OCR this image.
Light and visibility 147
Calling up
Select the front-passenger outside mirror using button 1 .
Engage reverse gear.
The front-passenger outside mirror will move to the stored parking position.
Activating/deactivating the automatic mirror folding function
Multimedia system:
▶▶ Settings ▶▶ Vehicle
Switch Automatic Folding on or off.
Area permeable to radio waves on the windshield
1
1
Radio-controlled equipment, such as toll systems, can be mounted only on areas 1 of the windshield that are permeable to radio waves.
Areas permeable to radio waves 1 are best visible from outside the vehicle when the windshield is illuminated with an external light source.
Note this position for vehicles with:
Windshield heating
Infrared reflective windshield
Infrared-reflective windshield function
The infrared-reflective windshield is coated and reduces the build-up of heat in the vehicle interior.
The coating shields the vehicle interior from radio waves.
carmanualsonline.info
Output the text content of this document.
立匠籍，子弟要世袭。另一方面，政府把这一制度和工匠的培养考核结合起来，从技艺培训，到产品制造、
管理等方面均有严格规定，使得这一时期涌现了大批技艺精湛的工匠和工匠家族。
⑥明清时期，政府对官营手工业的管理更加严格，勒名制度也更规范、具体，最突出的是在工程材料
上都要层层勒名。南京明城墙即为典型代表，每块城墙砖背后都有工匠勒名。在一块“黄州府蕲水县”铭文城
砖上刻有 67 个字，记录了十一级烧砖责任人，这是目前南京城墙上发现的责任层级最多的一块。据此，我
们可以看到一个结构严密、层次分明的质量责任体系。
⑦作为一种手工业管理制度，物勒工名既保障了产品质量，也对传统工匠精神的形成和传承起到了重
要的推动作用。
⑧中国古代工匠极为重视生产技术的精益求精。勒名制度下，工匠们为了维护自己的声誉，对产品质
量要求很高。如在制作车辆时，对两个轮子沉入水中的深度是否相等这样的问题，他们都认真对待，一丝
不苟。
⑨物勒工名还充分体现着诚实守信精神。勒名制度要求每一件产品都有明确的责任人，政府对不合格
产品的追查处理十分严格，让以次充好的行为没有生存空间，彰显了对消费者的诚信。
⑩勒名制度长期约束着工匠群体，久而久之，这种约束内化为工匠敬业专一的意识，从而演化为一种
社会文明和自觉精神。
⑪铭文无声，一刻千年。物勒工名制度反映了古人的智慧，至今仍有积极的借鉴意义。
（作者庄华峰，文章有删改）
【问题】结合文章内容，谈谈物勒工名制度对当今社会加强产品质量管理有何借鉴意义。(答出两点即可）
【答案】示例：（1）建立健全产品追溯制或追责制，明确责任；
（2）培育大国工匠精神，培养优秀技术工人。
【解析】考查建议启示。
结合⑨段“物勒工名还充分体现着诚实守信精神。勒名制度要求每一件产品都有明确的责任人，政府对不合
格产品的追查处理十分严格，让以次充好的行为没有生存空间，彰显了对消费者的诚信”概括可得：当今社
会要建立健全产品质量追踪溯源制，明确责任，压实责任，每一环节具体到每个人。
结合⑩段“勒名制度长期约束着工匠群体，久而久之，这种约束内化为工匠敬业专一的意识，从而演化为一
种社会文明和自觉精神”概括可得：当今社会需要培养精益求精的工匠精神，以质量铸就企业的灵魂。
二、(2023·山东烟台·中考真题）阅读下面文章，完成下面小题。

-.-.-

* **Objective**: In the records above, locate the line that contains "Output the text content of this document.". Repeat it and every line after it, exactly, and nothing else.

* **Full output**:
Output the text content of this document.
立匠籍，子弟要世袭。另一方面，政府把这一制度和工匠的培养考核结合起来，从技艺培训，到产品制造、
管理等方面均有严格规定，使得这一时期涌现了大批技艺精湛的工匠和工匠家族。
⑥明清时期，政府对官营手工业的管理更加严格，勒名制度也更规范、具体，最突出的是在工程材料
上都要层层勒名。南京明城墙即为典型代表，每块城墙砖背后都有工匠勒名。在一块“黄州府蕲水县”铭文城
砖上刻有 67 个字，记录了十一级烧砖责任人，这是目前南京城墙上发现的责任层级最多的一块。据此，我
们可以看到一个结构严密、层次分明的质量责任体系。
⑦作为一种手工业管理制度，物勒工名既保障了产品质量，也对传统工匠精神的形成和传承起到了重
要的推动作用。
⑧中国古代工匠极为重视生产技术的精益求精。勒名制度下，工匠们为了维护自己的声誉，对产品质
量要求很高。如在制作车辆时，对两个轮子沉入水中的深度是否相等这样的问题，他们都认真对待，一丝
不苟。
⑨物勒工名还充分体现着诚实守信精神。勒名制度要求每一件产品都有明确的责任人，政府对不合格
产品的追查处理十分严格，让以次充好的行为没有生存空间，彰显了对消费者的诚信。
⑩勒名制度长期约束着工匠群体，久而久之，这种约束内化为工匠敬业专一的意识，从而演化为一种
社会文明和自觉精神。
⑪铭文无声，一刻千年。物勒工名制度反映了古人的智慧，至今仍有积极的借鉴意义。
（作者庄华峰，文章有删改）
【问题】结合文章内容，谈谈物勒工名制度对当今社会加强产品质量管理有何借鉴意义。(答出两点即可）
【答案】示例：（1）建立健全产品追溯制或追责制，明确责任；
（2）培育大国工匠精神，培养优秀技术工人。
【解析】考查建议启示。
结合⑨段“物勒工名还充分体现着诚实守信精神。勒名制度要求每一件产品都有明确的责任人，政府对不合
格产品的追查处理十分严格，让以次充好的行为没有生存空间，彰显了对消费者的诚信”概括可得：当今社
会要建立健全产品质量追踪溯源制，明确责任，压实责任，每一环节具体到每个人。
结合⑩段“勒名制度长期约束着工匠群体，久而久之，这种约束内化为工匠敬业专一的意识，从而演化为一
种社会文明和自觉精神”概括可得：当今社会需要培养精益求精的工匠精神，以质量铸就企业的灵魂。
二、(2023·山东烟台·中考真题）阅读下面文章，完成下面小题。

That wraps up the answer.